§ **Task to carry out**: Copy every line of the material below word for word.

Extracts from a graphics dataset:
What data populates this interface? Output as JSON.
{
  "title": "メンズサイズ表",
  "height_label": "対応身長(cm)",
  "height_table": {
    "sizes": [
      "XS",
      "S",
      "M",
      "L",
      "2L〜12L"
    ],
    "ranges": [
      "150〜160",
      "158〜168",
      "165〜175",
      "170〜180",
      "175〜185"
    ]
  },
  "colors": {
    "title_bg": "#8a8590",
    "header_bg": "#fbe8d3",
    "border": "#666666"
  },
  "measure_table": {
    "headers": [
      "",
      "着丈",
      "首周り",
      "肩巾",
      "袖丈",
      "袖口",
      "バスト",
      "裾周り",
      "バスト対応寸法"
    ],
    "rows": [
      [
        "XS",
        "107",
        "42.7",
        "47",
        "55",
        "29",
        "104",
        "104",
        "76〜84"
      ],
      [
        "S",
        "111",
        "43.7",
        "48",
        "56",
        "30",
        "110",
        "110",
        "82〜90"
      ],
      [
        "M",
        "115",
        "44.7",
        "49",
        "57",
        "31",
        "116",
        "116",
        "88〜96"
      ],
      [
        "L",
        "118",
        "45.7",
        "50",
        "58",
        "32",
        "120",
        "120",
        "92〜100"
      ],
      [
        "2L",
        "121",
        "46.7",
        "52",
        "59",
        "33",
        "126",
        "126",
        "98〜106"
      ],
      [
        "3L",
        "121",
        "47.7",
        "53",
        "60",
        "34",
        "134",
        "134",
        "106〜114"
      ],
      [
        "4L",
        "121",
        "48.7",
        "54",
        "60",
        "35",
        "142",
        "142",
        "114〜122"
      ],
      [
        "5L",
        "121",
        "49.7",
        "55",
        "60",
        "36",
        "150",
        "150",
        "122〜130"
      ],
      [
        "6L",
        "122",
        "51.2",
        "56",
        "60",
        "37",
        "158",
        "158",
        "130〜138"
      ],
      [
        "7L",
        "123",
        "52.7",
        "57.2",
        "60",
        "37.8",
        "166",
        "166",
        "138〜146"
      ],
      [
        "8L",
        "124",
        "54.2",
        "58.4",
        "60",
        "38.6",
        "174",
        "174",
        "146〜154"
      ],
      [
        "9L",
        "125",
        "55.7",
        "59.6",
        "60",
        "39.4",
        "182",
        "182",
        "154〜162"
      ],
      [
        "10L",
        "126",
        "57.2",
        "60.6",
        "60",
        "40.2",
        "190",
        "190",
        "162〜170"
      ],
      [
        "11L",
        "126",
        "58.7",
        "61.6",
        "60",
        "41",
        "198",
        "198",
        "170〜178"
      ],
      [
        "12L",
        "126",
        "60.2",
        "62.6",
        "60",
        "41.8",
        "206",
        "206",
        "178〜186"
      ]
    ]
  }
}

§ **Result**:
What data populates this interface? Output as JSON.
{
  "title": "メンズサイズ表",
  "height_label": "対応身長(cm)",
  "height_table": {
    "sizes": [
      "XS",
      "S",
      "M",
      "L",
      "2L〜12L"
    ],
    "ranges": [
      "150〜160",
      "158〜168",
      "165〜175",
      "170〜180",
      "175〜185"
    ]
  },
  "colors": {
    "title_bg": "#8a8590",
    "header_bg": "#fbe8d3",
    "border": "#666666"
  },
  "measure_table": {
    "headers": [
      "",
      "着丈",
      "首周り",
      "肩巾",
      "袖丈",
      "袖口",
      "バスト",
      "裾周り",
      "バスト対応寸法"
    ],
    "rows": [
      [
        "XS",
        "107",
        "42.7",
        "47",
        "55",
        "29",
        "104",
        "104",
        "76〜84"
      ],
      [
        "S",
        "111",
        "43.7",
        "48",
        "56",
        "30",
        "110",
        "110",
        "82〜90"
      ],
      [
        "M",
        "115",
        "44.7",
        "49",
        "57",
        "31",
        "116",
        "116",
        "88〜96"
      ],
      [
        "L",
        "118",
        "45.7",
        "50",
        "58",
        "32",
        "120",
        "120",
        "92〜100"
      ],
      [
        "2L",
        "121",
        "46.7",
        "52",
        "59",
        "33",
        "126",
        "126",
        "98〜106"
      ],
      [
        "3L",
        "121",
        "47.7",
        "53",
        "60",
        "34",
        "134",
        "134",
        "106〜114"
      ],
      [
        "4L",
        "121",
        "48.7",
        "54",
        "60",
        "35",
        "142",
        "142",
        "114〜122"
      ],
      [
        "5L",
        "121",
        "49.7",
        "55",
        "60",
        "36",
        "150",
        "150",
        "122〜130"
      ],
      [
        "6L",
        "122",
        "51.2",
        "56",
        "60",
        "37",
        "158",
        "158",
        "130〜138"
      ],
      [
        "7L",
        "123",
        "52.7",
        "57.2",
        "60",
        "37.8",
        "166",
        "166",
        "138〜146"
      ],
      [
        "8L",
        "124",
        "54.2",
        "58.4",
        "60",
        "38.6",
        "174",
        "174",
        "146〜154"
      ],
      [
        "9L",
        "125",
        "55.7",
        "59.6",
        "60",
        "39.4",
        "182",
        "182",
        "154〜162"
      ],
      [
        "10L",
        "126",
        "57.2",
        "60.6",
        "60",
        "40.2",
        "190",
        "190",
        "162〜170"
      ],
      [
        "11L",
        "126",
        "58.7",
        "61.6",
        "60",
        "41",
        "198",
        "198",
        "170〜178"
      ],
      [
        "12L",
        "126",
        "60.2",
        "62.6",
        "60",
        "41.8",
        "206",
        "206",
        "178〜186"
      ]
    ]
  }
}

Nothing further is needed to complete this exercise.